▶ _Selected excerpt_:
>>>
Quick problems are fun.

### Problem 37 – Truncatable Primes

February 14, 2010

In problem 37 we are supposed to find the eleven primes whose decimal representations can be continuously truncated from the left, or continuously truncated from the right, producing primes the whole time. And the single digit primes don’t count. I’ll call these numbers truncatable primes. The truncation means the the right-most digit must always be a single digit prime, and the same for the left. Furthermore, 2s and 5s can only show up as the left-most digit. So, in fact, the right-most digit must be either 3 or 7.

So, with an oracle telling you about primes, you could just loop until you’ve found eleven truncatable primes. This ran in under 10 seconds on my computer, which is probably fine. But then I spent a while (much longer than I had hoped) writing a faster version. It’s better than real work.

Here’s what I’ll do. Keep track of a list of left-trunctable (can remove digits from the left) primes (I’ll call them LTs), beginning with the list [3, 7]. Loop through this list, looking for ways to add digits to the left and still have a LTs. When I find a new LT, add it to the list, and if it is also right-truncatable, keep it in a list of truncatable (both sides) primes.
<<<
▶ _Source material_:
>>>
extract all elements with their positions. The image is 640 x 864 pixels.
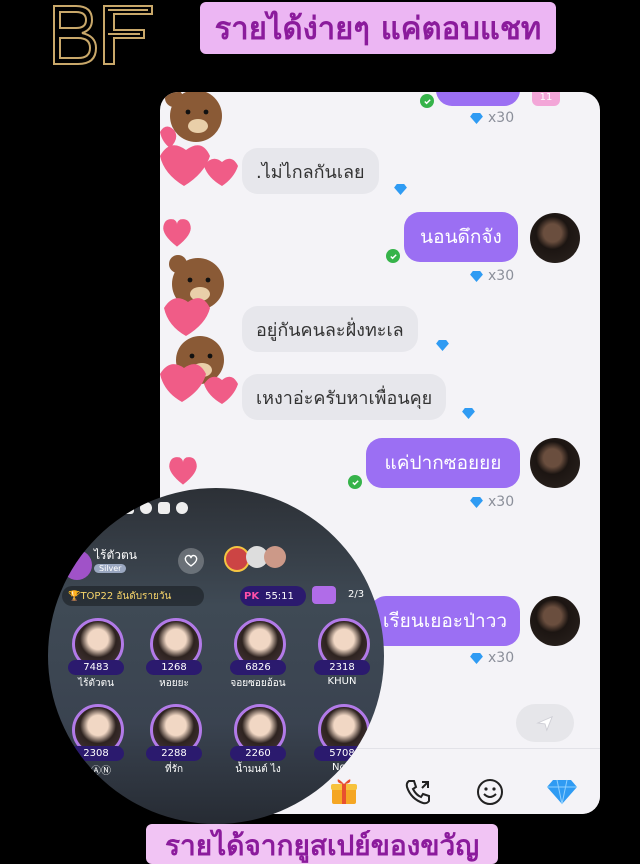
<<<
▶ _Directions_:
a) From the truncatable primes text above, transcribe the passage between "So, with an" and "(both sides) primes.", inclusive.
b) Using the truncatable primes text above, decide whether each statement agrees with it. Answer yes or no for each, and quote the words that settle it.
(i) The problem asks for eleven primes.
(ii) Single-digit primes are counted among the truncatable primes.
(iii) The list of left-truncatable primes starts as [2, 5].

▶ _Answers to the exercises_:
a)
So, with an oracle telling you about primes, you could just loop until you’ve found eleven truncatable primes. This ran in under 10 seconds on my computer, which is probably fine. But then I spent a while (much longer than I had hoped) writing a faster version. It’s better than real work.

Here’s what I’ll do. Keep track of a list of left-trunctable (can remove digits from the left) primes (I’ll call them LTs), beginning with the list [3, 7]. Loop through this list, looking for ways to add digits to the left and still have a LTs. When I find a new LT, add it to the list, and if it is also right-truncatable, keep it in a list of truncatable (both sides) primes.

b)
(i) Yes: "find the eleven primes"
(ii) No: "the single digit primes don’t count"
(iii) No: "beginning with the list [3, 7]"